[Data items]

********

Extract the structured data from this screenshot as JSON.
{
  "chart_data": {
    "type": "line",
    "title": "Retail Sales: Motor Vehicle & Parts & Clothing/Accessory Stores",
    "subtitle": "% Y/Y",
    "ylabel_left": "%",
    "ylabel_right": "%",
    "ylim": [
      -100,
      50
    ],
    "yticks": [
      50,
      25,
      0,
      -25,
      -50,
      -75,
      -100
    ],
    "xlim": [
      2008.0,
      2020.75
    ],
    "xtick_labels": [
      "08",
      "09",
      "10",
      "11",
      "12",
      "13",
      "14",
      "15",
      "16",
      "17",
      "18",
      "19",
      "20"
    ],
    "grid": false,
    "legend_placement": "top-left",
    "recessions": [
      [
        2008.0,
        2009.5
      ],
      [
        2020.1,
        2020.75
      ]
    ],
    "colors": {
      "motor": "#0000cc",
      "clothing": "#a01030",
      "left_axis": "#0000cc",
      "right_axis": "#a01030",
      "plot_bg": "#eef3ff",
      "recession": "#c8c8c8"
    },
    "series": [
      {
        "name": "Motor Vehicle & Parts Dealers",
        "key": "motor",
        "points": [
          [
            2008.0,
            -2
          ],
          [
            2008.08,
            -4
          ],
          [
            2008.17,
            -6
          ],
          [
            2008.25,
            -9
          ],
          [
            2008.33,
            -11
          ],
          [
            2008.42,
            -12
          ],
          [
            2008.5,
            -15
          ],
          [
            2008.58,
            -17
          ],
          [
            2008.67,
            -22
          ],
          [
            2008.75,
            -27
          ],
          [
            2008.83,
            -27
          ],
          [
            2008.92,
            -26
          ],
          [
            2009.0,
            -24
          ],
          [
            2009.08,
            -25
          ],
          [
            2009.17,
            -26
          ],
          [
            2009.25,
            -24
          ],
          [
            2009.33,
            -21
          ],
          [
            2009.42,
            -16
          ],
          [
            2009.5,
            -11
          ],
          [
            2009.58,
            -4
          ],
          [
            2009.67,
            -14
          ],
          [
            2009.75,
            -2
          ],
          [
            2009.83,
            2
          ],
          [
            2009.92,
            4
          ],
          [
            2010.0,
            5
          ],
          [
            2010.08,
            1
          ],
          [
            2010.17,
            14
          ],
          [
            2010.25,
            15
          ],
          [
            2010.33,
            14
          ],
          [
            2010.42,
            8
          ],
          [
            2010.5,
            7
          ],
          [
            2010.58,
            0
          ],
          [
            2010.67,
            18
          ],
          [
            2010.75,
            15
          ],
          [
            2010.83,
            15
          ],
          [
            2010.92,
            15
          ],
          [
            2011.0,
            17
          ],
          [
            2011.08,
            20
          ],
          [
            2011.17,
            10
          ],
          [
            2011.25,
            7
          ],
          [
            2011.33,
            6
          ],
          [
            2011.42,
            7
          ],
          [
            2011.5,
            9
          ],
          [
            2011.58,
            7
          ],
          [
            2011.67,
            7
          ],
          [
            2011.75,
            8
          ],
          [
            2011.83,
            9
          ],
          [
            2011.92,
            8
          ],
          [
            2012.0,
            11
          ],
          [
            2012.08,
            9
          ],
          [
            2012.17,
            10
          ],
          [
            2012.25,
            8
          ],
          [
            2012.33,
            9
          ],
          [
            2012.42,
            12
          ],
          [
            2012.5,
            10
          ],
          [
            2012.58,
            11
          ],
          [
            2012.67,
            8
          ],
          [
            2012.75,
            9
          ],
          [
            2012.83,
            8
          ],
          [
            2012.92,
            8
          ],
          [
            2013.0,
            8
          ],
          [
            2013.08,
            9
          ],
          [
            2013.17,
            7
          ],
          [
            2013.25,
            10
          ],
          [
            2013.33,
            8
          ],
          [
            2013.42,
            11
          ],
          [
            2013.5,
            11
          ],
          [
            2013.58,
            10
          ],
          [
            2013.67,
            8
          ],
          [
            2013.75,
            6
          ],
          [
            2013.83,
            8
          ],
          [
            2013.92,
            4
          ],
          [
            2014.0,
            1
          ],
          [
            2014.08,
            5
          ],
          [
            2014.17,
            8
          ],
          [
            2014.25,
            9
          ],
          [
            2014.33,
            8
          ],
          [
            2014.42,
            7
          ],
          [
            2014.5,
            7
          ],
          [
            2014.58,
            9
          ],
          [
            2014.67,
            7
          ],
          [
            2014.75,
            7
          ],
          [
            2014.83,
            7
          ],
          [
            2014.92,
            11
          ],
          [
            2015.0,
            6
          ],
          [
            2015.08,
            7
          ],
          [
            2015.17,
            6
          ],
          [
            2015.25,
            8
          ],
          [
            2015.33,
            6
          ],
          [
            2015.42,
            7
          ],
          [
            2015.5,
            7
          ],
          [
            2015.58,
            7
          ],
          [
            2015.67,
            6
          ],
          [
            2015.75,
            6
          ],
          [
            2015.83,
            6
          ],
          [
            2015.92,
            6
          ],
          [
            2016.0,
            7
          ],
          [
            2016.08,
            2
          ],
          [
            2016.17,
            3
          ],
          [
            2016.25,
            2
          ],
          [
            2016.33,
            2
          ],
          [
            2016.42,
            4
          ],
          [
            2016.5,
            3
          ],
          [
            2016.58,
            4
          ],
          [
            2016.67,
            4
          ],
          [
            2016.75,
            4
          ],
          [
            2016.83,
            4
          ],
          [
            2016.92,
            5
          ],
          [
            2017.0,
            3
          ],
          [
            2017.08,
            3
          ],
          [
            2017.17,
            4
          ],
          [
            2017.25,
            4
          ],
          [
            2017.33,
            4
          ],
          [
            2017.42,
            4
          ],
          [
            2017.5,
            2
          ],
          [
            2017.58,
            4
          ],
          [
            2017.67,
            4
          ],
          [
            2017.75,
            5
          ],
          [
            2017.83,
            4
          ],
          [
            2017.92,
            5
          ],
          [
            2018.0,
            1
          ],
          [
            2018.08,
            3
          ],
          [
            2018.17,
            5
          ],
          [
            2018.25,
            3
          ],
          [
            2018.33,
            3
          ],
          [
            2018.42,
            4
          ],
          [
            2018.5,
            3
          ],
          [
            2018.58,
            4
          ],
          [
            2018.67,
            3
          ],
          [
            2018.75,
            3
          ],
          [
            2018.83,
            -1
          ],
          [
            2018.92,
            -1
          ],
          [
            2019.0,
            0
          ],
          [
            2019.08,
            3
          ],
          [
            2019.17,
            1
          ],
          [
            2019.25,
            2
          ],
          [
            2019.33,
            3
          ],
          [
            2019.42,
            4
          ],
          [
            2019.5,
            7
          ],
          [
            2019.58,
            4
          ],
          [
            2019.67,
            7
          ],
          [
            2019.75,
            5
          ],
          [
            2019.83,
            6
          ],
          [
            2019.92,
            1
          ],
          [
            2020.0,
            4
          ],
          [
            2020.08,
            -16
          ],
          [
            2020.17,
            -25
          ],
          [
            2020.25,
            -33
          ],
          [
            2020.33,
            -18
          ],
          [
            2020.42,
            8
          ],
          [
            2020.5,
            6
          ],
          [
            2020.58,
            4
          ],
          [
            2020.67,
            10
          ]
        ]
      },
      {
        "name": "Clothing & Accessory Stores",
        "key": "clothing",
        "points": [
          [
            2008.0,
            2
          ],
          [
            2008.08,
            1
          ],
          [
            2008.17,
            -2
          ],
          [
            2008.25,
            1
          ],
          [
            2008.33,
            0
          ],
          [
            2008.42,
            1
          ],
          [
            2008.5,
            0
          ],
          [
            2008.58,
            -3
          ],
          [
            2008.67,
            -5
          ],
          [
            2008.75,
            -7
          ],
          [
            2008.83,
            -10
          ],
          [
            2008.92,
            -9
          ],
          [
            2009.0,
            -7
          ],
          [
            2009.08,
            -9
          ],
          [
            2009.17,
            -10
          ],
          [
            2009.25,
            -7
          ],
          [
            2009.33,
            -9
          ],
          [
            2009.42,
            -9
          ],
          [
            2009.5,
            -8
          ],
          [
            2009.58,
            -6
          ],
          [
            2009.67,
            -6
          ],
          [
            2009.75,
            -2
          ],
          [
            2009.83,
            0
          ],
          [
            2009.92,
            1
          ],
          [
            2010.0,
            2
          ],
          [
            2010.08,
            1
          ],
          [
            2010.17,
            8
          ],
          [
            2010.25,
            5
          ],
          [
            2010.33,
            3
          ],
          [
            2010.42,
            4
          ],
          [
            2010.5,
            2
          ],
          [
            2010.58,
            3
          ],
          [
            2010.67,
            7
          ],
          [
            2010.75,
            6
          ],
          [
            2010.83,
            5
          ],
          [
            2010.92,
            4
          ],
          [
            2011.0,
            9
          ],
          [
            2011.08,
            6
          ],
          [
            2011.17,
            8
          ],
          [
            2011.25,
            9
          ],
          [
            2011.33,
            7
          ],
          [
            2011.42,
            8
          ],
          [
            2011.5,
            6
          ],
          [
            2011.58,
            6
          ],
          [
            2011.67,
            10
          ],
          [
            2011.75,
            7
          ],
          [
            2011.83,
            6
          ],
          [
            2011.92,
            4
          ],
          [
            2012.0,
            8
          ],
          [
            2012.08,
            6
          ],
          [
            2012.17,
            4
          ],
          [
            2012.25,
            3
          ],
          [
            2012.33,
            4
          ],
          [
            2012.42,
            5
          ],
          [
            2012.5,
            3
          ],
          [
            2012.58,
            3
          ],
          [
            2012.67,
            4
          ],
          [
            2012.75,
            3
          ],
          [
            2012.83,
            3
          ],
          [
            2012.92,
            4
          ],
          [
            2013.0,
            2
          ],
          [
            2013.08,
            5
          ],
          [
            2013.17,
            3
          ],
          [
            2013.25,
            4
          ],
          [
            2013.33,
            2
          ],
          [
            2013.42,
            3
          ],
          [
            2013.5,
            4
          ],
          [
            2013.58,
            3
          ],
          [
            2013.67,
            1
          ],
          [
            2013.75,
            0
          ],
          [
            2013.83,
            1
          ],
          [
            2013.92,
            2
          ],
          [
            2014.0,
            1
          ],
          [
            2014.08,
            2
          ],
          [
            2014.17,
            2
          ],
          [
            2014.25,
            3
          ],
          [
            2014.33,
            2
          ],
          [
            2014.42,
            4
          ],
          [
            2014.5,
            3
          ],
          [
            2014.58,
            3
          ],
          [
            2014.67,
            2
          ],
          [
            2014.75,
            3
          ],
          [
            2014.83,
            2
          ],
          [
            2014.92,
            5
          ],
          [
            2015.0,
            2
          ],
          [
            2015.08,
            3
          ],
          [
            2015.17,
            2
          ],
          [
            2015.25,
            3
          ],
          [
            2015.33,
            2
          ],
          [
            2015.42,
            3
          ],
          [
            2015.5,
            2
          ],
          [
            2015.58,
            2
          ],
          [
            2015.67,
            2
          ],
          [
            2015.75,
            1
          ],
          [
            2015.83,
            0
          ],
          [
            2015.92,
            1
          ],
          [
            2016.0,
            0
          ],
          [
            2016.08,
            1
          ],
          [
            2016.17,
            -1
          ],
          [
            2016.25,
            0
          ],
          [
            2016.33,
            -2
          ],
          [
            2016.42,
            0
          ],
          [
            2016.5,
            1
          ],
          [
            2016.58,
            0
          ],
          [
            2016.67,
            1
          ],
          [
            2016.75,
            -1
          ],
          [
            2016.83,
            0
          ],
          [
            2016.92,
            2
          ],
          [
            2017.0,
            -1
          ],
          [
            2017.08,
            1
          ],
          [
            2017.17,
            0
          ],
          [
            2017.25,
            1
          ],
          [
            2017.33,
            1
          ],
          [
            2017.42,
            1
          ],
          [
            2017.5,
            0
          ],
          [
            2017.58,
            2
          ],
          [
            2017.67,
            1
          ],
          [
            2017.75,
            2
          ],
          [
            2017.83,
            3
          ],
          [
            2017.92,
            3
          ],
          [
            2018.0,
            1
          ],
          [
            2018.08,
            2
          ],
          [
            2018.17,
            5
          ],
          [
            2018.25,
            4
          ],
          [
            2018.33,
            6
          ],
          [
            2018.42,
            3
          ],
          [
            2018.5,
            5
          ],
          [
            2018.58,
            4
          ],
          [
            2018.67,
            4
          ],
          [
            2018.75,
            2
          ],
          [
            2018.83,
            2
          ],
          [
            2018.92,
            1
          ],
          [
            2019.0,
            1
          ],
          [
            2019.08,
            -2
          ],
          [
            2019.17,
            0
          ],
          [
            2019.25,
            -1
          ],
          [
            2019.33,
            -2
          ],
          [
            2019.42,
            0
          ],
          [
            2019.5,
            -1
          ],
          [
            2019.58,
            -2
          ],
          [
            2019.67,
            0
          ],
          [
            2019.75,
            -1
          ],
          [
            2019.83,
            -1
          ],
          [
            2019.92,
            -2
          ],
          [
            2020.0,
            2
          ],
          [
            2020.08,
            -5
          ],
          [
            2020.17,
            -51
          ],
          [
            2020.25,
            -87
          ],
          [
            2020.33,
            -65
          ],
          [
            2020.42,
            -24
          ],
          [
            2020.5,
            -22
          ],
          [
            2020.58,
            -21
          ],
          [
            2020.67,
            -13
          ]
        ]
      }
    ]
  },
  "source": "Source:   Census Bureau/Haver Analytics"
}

********

TASK DESCRIPTION:
The word "name" appears in how many lines of the data? Answer with only the number.

TASK SOLUTION:
2